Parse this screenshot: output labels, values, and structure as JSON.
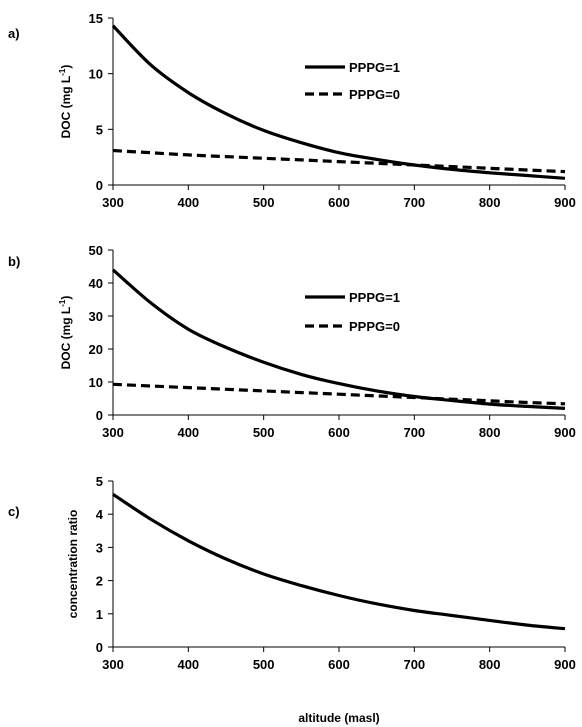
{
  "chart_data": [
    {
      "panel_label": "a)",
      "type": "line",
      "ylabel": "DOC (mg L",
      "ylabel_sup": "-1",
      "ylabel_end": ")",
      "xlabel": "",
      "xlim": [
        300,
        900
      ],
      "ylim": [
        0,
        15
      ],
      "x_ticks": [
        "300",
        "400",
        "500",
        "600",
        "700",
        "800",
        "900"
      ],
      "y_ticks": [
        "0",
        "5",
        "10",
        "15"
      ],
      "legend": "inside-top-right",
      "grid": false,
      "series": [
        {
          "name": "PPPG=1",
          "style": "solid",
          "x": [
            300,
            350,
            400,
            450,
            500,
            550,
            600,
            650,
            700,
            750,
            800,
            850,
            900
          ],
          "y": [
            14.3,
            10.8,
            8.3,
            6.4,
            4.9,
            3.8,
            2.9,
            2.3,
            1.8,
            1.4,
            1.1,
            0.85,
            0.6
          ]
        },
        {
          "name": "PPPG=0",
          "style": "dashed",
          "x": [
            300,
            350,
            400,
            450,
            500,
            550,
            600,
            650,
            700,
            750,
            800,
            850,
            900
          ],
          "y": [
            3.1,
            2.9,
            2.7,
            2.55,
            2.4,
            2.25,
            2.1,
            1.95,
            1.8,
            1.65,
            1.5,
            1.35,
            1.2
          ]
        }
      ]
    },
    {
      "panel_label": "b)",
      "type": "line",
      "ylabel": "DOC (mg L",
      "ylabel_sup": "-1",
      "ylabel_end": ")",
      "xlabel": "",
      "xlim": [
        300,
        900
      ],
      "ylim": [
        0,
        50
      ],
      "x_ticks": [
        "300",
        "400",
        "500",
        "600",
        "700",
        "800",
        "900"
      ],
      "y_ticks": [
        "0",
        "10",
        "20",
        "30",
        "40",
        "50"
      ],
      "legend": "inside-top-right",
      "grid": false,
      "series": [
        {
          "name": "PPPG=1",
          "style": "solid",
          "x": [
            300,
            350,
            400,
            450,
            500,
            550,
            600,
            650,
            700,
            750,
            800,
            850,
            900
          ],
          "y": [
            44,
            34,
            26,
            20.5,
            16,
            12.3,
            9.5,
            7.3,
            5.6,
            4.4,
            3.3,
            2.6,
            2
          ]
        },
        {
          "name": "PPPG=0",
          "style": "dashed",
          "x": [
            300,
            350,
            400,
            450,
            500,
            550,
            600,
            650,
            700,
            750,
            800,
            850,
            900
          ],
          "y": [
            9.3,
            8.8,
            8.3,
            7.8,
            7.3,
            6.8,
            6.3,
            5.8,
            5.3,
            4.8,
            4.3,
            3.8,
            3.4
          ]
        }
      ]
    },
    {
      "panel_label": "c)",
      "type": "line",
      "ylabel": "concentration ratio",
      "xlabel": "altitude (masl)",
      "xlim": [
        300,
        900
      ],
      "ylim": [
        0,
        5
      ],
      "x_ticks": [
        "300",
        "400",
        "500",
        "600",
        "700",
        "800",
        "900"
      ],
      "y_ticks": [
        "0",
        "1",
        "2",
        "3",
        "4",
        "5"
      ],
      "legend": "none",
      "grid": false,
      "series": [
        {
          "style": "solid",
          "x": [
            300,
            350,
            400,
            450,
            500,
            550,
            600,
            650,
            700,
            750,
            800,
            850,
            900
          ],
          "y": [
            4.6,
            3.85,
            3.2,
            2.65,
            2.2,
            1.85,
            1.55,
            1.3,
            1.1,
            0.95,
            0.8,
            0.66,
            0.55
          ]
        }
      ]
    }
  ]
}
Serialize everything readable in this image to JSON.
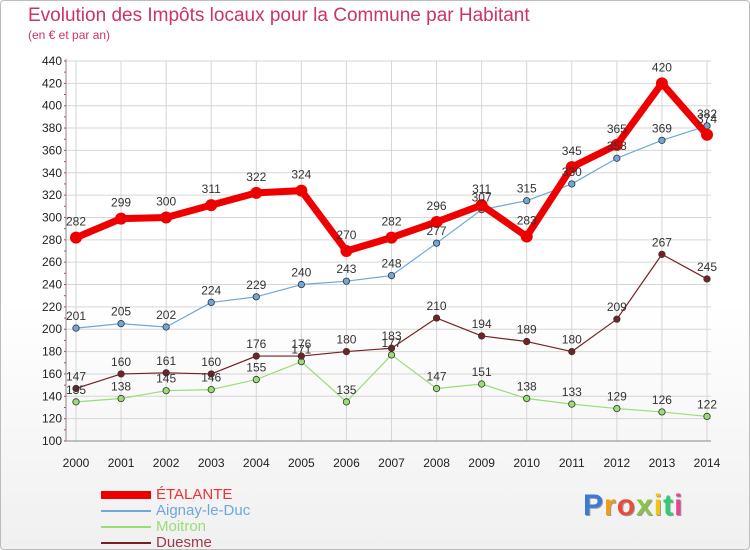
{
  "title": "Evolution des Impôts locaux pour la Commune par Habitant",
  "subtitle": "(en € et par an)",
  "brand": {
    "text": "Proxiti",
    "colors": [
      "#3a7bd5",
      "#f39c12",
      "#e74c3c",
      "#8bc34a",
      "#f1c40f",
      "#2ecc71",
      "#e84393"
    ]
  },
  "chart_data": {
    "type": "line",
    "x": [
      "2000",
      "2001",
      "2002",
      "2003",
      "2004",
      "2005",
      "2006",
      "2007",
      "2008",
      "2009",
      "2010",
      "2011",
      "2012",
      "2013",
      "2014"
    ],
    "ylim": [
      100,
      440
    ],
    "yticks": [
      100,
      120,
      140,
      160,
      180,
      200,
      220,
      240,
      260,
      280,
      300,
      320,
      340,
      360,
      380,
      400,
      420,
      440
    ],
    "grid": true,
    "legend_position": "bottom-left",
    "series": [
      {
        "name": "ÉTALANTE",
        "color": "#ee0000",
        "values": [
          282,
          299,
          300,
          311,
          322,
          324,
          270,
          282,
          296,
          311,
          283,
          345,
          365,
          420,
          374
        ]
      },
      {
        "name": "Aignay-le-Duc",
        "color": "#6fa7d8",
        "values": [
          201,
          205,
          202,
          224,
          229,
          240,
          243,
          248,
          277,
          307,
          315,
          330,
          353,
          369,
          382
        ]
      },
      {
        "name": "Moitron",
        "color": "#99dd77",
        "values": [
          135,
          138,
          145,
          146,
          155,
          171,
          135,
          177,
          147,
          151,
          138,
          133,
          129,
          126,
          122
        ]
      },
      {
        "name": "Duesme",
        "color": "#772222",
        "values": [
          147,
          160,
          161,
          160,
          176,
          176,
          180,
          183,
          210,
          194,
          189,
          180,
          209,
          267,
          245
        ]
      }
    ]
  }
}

— GOAL —
Write down the number of lines where the word "name" appears, and nothing further.

— TASK RESPONSE —
8